— START OF Stored rows —

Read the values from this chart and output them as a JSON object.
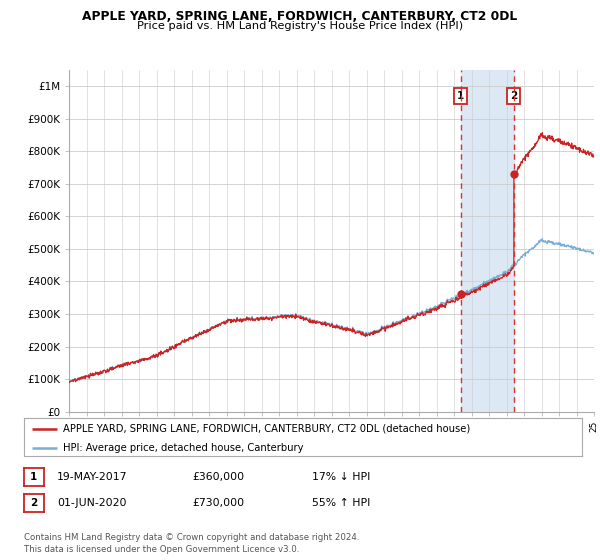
{
  "title": "APPLE YARD, SPRING LANE, FORDWICH, CANTERBURY, CT2 0DL",
  "subtitle": "Price paid vs. HM Land Registry's House Price Index (HPI)",
  "ylim": [
    0,
    1050000
  ],
  "yticks": [
    0,
    100000,
    200000,
    300000,
    400000,
    500000,
    600000,
    700000,
    800000,
    900000,
    1000000
  ],
  "ytick_labels": [
    "£0",
    "£100K",
    "£200K",
    "£300K",
    "£400K",
    "£500K",
    "£600K",
    "£700K",
    "£800K",
    "£900K",
    "£1M"
  ],
  "hpi_color": "#7aadd4",
  "price_color": "#cc2222",
  "vline_color": "#dd3333",
  "span_color": "#dce9f5",
  "annotation_box_color": "#cc2222",
  "background_color": "#ffffff",
  "grid_color": "#cccccc",
  "sale1_x": 2017.38,
  "sale1_y": 360000,
  "sale2_x": 2020.42,
  "sale2_y": 730000,
  "legend_label_price": "APPLE YARD, SPRING LANE, FORDWICH, CANTERBURY, CT2 0DL (detached house)",
  "legend_label_hpi": "HPI: Average price, detached house, Canterbury",
  "table_row1": [
    "1",
    "19-MAY-2017",
    "£360,000",
    "17% ↓ HPI"
  ],
  "table_row2": [
    "2",
    "01-JUN-2020",
    "£730,000",
    "55% ↑ HPI"
  ],
  "footnote": "Contains HM Land Registry data © Crown copyright and database right 2024.\nThis data is licensed under the Open Government Licence v3.0.",
  "xmin": 1995,
  "xmax": 2025
}
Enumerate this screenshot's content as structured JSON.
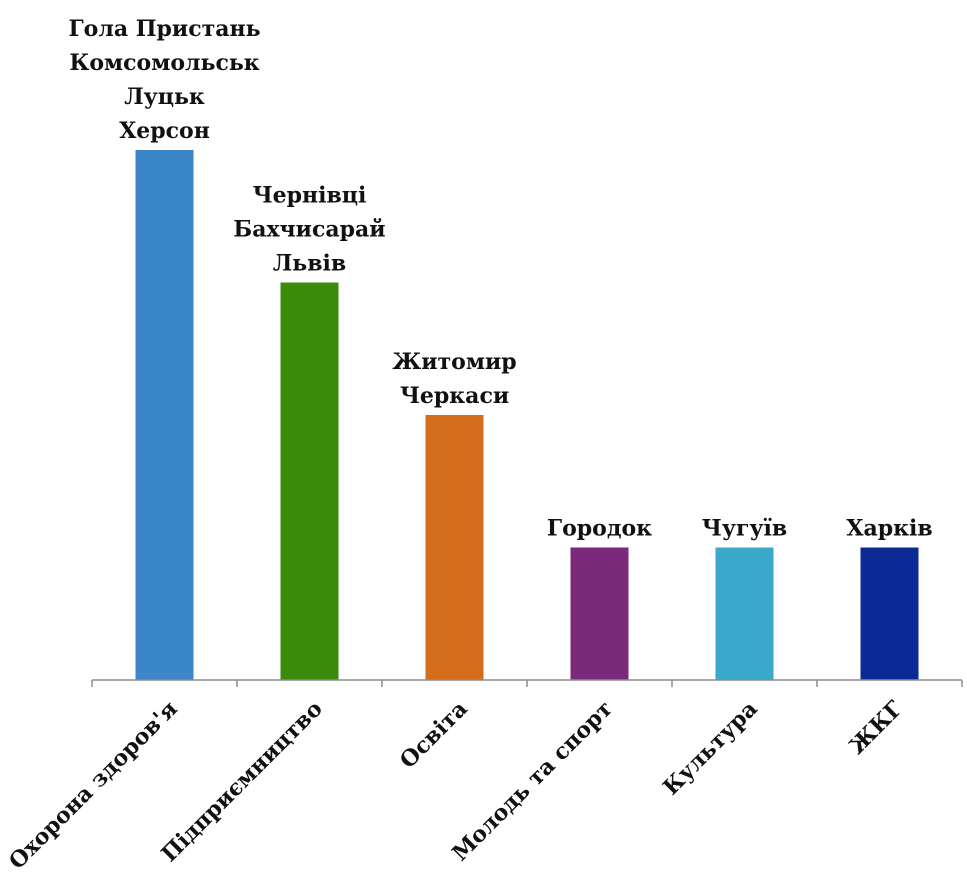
{
  "chart_data": {
    "type": "bar",
    "title": "",
    "xlabel": "",
    "ylabel": "",
    "categories": [
      "Охорона здоров'я",
      "Підприємництво",
      "Освіта",
      "Молодь та спорт",
      "Культура",
      "ЖКГ"
    ],
    "values": [
      4,
      3,
      2,
      1,
      1,
      1
    ],
    "ylim": [
      0,
      4
    ],
    "grid": false,
    "bar_colors": [
      "#3a86c8",
      "#3a8a0b",
      "#d46d1c",
      "#7b2a7b",
      "#3aa9cc",
      "#0b2a96"
    ],
    "data_labels": [
      [
        "Гола Пристань",
        "Комсомольськ",
        "Луцьк",
        "Херсон"
      ],
      [
        "Чернівці",
        "Бахчисарай",
        "Львів"
      ],
      [
        "Житомир",
        "Черкаси"
      ],
      [
        "Городок"
      ],
      [
        "Чугуїв"
      ],
      [
        "Харків"
      ]
    ]
  }
}
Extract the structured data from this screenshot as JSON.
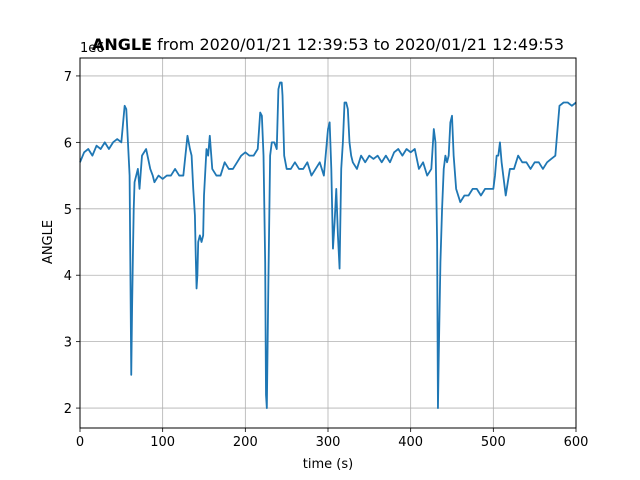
{
  "chart_data": {
    "type": "line",
    "title_bold": "ANGLE",
    "title_rest": " from 2020/01/21 12:39:53 to 2020/01/21 12:49:53",
    "xlabel": "time (s)",
    "ylabel": "ANGLE",
    "y_offset_label": "1e6",
    "xlim": [
      0,
      600
    ],
    "ylim": [
      1.7,
      7.27
    ],
    "xticks": [
      0,
      100,
      200,
      300,
      400,
      500,
      600
    ],
    "xtick_labels": [
      "0",
      "100",
      "200",
      "300",
      "400",
      "500",
      "600"
    ],
    "yticks": [
      2,
      3,
      4,
      5,
      6,
      7
    ],
    "ytick_labels": [
      "2",
      "3",
      "4",
      "5",
      "6",
      "7"
    ],
    "grid": true,
    "line_color": "#1f77b4",
    "series": [
      {
        "x": [
          0,
          5,
          10,
          15,
          20,
          25,
          30,
          35,
          40,
          45,
          50,
          54,
          56,
          58,
          60,
          61,
          62,
          63,
          64,
          65,
          66,
          68,
          70,
          72,
          75,
          80,
          85,
          88,
          90,
          95,
          100,
          105,
          110,
          115,
          120,
          125,
          130,
          133,
          135,
          137,
          139,
          140,
          141,
          142,
          143,
          145,
          147,
          149,
          150,
          153,
          155,
          157,
          160,
          165,
          170,
          175,
          180,
          185,
          190,
          195,
          200,
          205,
          210,
          215,
          218,
          220,
          222,
          223,
          224,
          225,
          226,
          227,
          228,
          230,
          232,
          235,
          238,
          240,
          242,
          244,
          245,
          247,
          250,
          255,
          260,
          265,
          270,
          275,
          280,
          285,
          290,
          295,
          300,
          302,
          304,
          306,
          308,
          310,
          312,
          314,
          316,
          318,
          320,
          322,
          324,
          326,
          328,
          330,
          335,
          340,
          345,
          350,
          355,
          360,
          365,
          370,
          375,
          380,
          385,
          390,
          395,
          400,
          405,
          410,
          415,
          420,
          425,
          428,
          430,
          431,
          432,
          433,
          434,
          436,
          438,
          440,
          442,
          444,
          446,
          448,
          450,
          452,
          455,
          460,
          465,
          470,
          475,
          480,
          485,
          490,
          495,
          500,
          502,
          504,
          506,
          508,
          510,
          515,
          520,
          525,
          530,
          535,
          540,
          545,
          550,
          555,
          560,
          565,
          570,
          575,
          580,
          585,
          590,
          595,
          600
        ],
        "y": [
          5.7,
          5.85,
          5.9,
          5.8,
          5.95,
          5.9,
          6.0,
          5.9,
          6.0,
          6.05,
          6.0,
          6.55,
          6.5,
          6.0,
          5.5,
          4.0,
          2.5,
          3.5,
          4.3,
          5.0,
          5.4,
          5.5,
          5.6,
          5.3,
          5.8,
          5.9,
          5.6,
          5.5,
          5.4,
          5.5,
          5.45,
          5.5,
          5.5,
          5.6,
          5.5,
          5.5,
          6.1,
          5.9,
          5.8,
          5.3,
          4.9,
          4.3,
          3.8,
          4.0,
          4.5,
          4.6,
          4.5,
          4.6,
          5.2,
          5.9,
          5.8,
          6.1,
          5.6,
          5.5,
          5.5,
          5.7,
          5.6,
          5.6,
          5.7,
          5.8,
          5.85,
          5.8,
          5.8,
          5.9,
          6.45,
          6.4,
          5.8,
          5.0,
          4.2,
          2.2,
          2.0,
          3.0,
          4.0,
          5.8,
          6.0,
          6.0,
          5.9,
          6.8,
          6.9,
          6.9,
          6.7,
          5.8,
          5.6,
          5.6,
          5.7,
          5.6,
          5.6,
          5.7,
          5.5,
          5.6,
          5.7,
          5.5,
          6.2,
          6.3,
          5.6,
          4.4,
          4.8,
          5.3,
          4.6,
          4.1,
          5.6,
          6.0,
          6.6,
          6.6,
          6.5,
          6.0,
          5.8,
          5.7,
          5.6,
          5.8,
          5.7,
          5.8,
          5.75,
          5.8,
          5.7,
          5.8,
          5.7,
          5.85,
          5.9,
          5.8,
          5.9,
          5.85,
          5.9,
          5.6,
          5.7,
          5.5,
          5.6,
          6.2,
          6.0,
          5.3,
          4.5,
          2.0,
          2.8,
          4.2,
          5.0,
          5.6,
          5.8,
          5.7,
          5.8,
          6.3,
          6.4,
          5.8,
          5.3,
          5.1,
          5.2,
          5.2,
          5.3,
          5.3,
          5.2,
          5.3,
          5.3,
          5.3,
          5.5,
          5.8,
          5.8,
          6.0,
          5.7,
          5.2,
          5.6,
          5.6,
          5.8,
          5.7,
          5.7,
          5.6,
          5.7,
          5.7,
          5.6,
          5.7,
          5.75,
          5.8,
          6.55,
          6.6,
          6.6,
          6.55,
          6.6
        ]
      }
    ]
  }
}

— END OF Stored rows —

Task requirements: Show every line from the entries above in which the word "Registry" appears.

The response:
  "subtitle": "Price paid vs. HM Land Registry's House Price Index (HPI)",
  "footnote": "Contains HM Land Registry data © Crown copyright and database right 2024.\nThis data is licensed under the Open Government Licence v3.0.",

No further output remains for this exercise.